** Start of Records for the exercise **

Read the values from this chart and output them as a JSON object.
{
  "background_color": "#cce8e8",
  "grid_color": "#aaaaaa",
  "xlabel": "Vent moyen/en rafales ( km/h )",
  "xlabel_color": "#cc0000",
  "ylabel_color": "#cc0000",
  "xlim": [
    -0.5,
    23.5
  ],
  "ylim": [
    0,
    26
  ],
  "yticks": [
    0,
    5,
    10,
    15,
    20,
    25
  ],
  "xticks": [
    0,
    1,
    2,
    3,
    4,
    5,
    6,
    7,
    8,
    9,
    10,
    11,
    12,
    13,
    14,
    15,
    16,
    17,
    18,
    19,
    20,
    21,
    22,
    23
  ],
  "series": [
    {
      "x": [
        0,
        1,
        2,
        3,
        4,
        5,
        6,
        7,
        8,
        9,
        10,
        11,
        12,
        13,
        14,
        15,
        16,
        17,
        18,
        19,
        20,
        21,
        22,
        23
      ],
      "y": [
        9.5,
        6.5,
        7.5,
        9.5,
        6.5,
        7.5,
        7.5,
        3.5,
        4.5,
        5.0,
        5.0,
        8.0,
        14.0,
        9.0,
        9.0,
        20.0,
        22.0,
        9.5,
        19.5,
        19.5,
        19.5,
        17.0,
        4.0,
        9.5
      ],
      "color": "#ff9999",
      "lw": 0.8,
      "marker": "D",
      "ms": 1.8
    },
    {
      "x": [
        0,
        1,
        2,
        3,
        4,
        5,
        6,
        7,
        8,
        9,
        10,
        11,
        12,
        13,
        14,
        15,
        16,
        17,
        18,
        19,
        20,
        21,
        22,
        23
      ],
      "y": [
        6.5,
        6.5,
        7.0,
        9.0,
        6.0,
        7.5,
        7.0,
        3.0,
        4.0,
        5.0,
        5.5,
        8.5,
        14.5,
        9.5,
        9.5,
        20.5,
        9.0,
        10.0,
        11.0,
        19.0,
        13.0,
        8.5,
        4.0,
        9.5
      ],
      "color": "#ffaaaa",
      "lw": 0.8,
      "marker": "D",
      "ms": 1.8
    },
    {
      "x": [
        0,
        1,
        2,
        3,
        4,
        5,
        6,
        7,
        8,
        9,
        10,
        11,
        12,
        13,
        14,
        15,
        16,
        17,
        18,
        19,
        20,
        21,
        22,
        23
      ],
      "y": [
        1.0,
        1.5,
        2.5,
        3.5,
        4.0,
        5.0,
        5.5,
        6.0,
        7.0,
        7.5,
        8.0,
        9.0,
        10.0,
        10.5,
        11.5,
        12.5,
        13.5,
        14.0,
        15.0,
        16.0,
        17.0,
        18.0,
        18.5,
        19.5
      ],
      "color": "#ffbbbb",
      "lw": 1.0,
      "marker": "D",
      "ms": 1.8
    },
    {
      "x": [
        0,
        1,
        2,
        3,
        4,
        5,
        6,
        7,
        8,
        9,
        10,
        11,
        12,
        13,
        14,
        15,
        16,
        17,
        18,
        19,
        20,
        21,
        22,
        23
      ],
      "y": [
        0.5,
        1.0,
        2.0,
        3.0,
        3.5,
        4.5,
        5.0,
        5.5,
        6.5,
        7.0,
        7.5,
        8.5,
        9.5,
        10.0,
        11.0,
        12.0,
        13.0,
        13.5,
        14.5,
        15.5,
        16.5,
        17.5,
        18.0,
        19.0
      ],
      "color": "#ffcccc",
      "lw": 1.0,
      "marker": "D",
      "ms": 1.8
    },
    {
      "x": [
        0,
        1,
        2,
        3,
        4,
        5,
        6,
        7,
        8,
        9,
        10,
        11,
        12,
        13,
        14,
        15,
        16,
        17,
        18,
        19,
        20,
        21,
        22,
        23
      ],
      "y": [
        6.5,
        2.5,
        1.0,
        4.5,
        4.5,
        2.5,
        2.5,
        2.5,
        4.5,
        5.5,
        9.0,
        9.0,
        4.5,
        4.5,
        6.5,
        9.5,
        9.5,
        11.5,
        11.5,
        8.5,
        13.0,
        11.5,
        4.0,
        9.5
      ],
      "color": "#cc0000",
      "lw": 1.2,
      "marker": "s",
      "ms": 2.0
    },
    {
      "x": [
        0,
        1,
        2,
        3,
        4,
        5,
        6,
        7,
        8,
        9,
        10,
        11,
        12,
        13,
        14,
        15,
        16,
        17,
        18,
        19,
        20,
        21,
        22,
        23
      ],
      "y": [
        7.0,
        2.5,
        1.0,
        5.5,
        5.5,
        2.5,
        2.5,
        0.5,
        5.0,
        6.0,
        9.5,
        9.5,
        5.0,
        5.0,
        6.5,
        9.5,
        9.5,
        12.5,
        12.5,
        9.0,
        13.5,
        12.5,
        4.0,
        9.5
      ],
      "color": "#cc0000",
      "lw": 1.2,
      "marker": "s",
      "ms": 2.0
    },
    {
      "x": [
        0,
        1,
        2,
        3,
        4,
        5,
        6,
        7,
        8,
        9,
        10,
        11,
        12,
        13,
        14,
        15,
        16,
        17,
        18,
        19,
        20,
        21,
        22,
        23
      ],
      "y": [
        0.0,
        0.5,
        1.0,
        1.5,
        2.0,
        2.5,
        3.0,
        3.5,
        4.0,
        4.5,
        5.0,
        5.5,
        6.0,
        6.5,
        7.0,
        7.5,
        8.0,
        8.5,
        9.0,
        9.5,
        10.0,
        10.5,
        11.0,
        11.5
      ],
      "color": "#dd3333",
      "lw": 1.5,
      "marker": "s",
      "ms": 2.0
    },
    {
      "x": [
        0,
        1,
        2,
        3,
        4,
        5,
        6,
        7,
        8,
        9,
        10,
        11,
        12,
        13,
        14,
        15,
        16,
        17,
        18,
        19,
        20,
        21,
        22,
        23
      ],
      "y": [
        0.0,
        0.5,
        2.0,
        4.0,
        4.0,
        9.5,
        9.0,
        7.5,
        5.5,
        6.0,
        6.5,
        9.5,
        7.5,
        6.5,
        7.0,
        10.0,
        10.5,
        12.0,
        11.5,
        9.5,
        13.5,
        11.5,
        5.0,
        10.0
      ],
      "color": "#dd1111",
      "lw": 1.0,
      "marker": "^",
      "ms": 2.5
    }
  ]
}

** End of Records for the exercise **

## Short problem
Repeat all of the entries exactly.

## Result for this task
Read the values from this chart and output them as a JSON object.
{
  "background_color": "#cce8e8",
  "grid_color": "#aaaaaa",
  "xlabel": "Vent moyen/en rafales ( km/h )",
  "xlabel_color": "#cc0000",
  "ylabel_color": "#cc0000",
  "xlim": [
    -0.5,
    23.5
  ],
  "ylim": [
    0,
    26
  ],
  "yticks": [
    0,
    5,
    10,
    15,
    20,
    25
  ],
  "xticks": [
    0,
    1,
    2,
    3,
    4,
    5,
    6,
    7,
    8,
    9,
    10,
    11,
    12,
    13,
    14,
    15,
    16,
    17,
    18,
    19,
    20,
    21,
    22,
    23
  ],
  "series": [
    {
      "x": [
        0,
        1,
        2,
        3,
        4,
        5,
        6,
        7,
        8,
        9,
        10,
        11,
        12,
        13,
        14,
        15,
        16,
        17,
        18,
        19,
        20,
        21,
        22,
        23
      ],
      "y": [
        9.5,
        6.5,
        7.5,
        9.5,
        6.5,
        7.5,
        7.5,
        3.5,
        4.5,
        5.0,
        5.0,
        8.0,
        14.0,
        9.0,
        9.0,
        20.0,
        22.0,
        9.5,
        19.5,
        19.5,
        19.5,
        17.0,
        4.0,
        9.5
      ],
      "color": "#ff9999",
      "lw": 0.8,
      "marker": "D",
      "ms": 1.8
    },
    {
      "x": [
        0,
        1,
        2,
        3,
        4,
        5,
        6,
        7,
        8,
        9,
        10,
        11,
        12,
        13,
        14,
        15,
        16,
        17,
        18,
        19,
        20,
        21,
        22,
        23
      ],
      "y": [
        6.5,
        6.5,
        7.0,
        9.0,
        6.0,
        7.5,
        7.0,
        3.0,
        4.0,
        5.0,
        5.5,
        8.5,
        14.5,
        9.5,
        9.5,
        20.5,
        9.0,
        10.0,
        11.0,
        19.0,
        13.0,
        8.5,
        4.0,
        9.5
      ],
      "color": "#ffaaaa",
      "lw": 0.8,
      "marker": "D",
      "ms": 1.8
    },
    {
      "x": [
        0,
        1,
        2,
        3,
        4,
        5,
        6,
        7,
        8,
        9,
        10,
        11,
        12,
        13,
        14,
        15,
        16,
        17,
        18,
        19,
        20,
        21,
        22,
        23
      ],
      "y": [
        1.0,
        1.5,
        2.5,
        3.5,
        4.0,
        5.0,
        5.5,
        6.0,
        7.0,
        7.5,
        8.0,
        9.0,
        10.0,
        10.5,
        11.5,
        12.5,
        13.5,
        14.0,
        15.0,
        16.0,
        17.0,
        18.0,
        18.5,
        19.5
      ],
      "color": "#ffbbbb",
      "lw": 1.0,
      "marker": "D",
      "ms": 1.8
    },
    {
      "x": [
        0,
        1,
        2,
        3,
        4,
        5,
        6,
        7,
        8,
        9,
        10,
        11,
        12,
        13,
        14,
        15,
        16,
        17,
        18,
        19,
        20,
        21,
        22,
        23
      ],
      "y": [
        0.5,
        1.0,
        2.0,
        3.0,
        3.5,
        4.5,
        5.0,
        5.5,
        6.5,
        7.0,
        7.5,
        8.5,
        9.5,
        10.0,
        11.0,
        12.0,
        13.0,
        13.5,
        14.5,
        15.5,
        16.5,
        17.5,
        18.0,
        19.0
      ],
      "color": "#ffcccc",
      "lw": 1.0,
      "marker": "D",
      "ms": 1.8
    },
    {
      "x": [
        0,
        1,
        2,
        3,
        4,
        5,
        6,
        7,
        8,
        9,
        10,
        11,
        12,
        13,
        14,
        15,
        16,
        17,
        18,
        19,
        20,
        21,
        22,
        23
      ],
      "y": [
        6.5,
        2.5,
        1.0,
        4.5,
        4.5,
        2.5,
        2.5,
        2.5,
        4.5,
        5.5,
        9.0,
        9.0,
        4.5,
        4.5,
        6.5,
        9.5,
        9.5,
        11.5,
        11.5,
        8.5,
        13.0,
        11.5,
        4.0,
        9.5
      ],
      "color": "#cc0000",
      "lw": 1.2,
      "marker": "s",
      "ms": 2.0
    },
    {
      "x": [
        0,
        1,
        2,
        3,
        4,
        5,
        6,
        7,
        8,
        9,
        10,
        11,
        12,
        13,
        14,
        15,
        16,
        17,
        18,
        19,
        20,
        21,
        22,
        23
      ],
      "y": [
        7.0,
        2.5,
        1.0,
        5.5,
        5.5,
        2.5,
        2.5,
        0.5,
        5.0,
        6.0,
        9.5,
        9.5,
        5.0,
        5.0,
        6.5,
        9.5,
        9.5,
        12.5,
        12.5,
        9.0,
        13.5,
        12.5,
        4.0,
        9.5
      ],
      "color": "#cc0000",
      "lw": 1.2,
      "marker": "s",
      "ms": 2.0
    },
    {
      "x": [
        0,
        1,
        2,
        3,
        4,
        5,
        6,
        7,
        8,
        9,
        10,
        11,
        12,
        13,
        14,
        15,
        16,
        17,
        18,
        19,
        20,
        21,
        22,
        23
      ],
      "y": [
        0.0,
        0.5,
        1.0,
        1.5,
        2.0,
        2.5,
        3.0,
        3.5,
        4.0,
        4.5,
        5.0,
        5.5,
        6.0,
        6.5,
        7.0,
        7.5,
        8.0,
        8.5,
        9.0,
        9.5,
        10.0,
        10.5,
        11.0,
        11.5
      ],
      "color": "#dd3333",
      "lw": 1.5,
      "marker": "s",
      "ms": 2.0
    },
    {
      "x": [
        0,
        1,
        2,
        3,
        4,
        5,
        6,
        7,
        8,
        9,
        10,
        11,
        12,
        13,
        14,
        15,
        16,
        17,
        18,
        19,
        20,
        21,
        22,
        23
      ],
      "y": [
        0.0,
        0.5,
        2.0,
        4.0,
        4.0,
        9.5,
        9.0,
        7.5,
        5.5,
        6.0,
        6.5,
        9.5,
        7.5,
        6.5,
        7.0,
        10.0,
        10.5,
        12.0,
        11.5,
        9.5,
        13.5,
        11.5,
        5.0,
        10.0
      ],
      "color": "#dd1111",
      "lw": 1.0,
      "marker": "^",
      "ms": 2.5
    }
  ]
}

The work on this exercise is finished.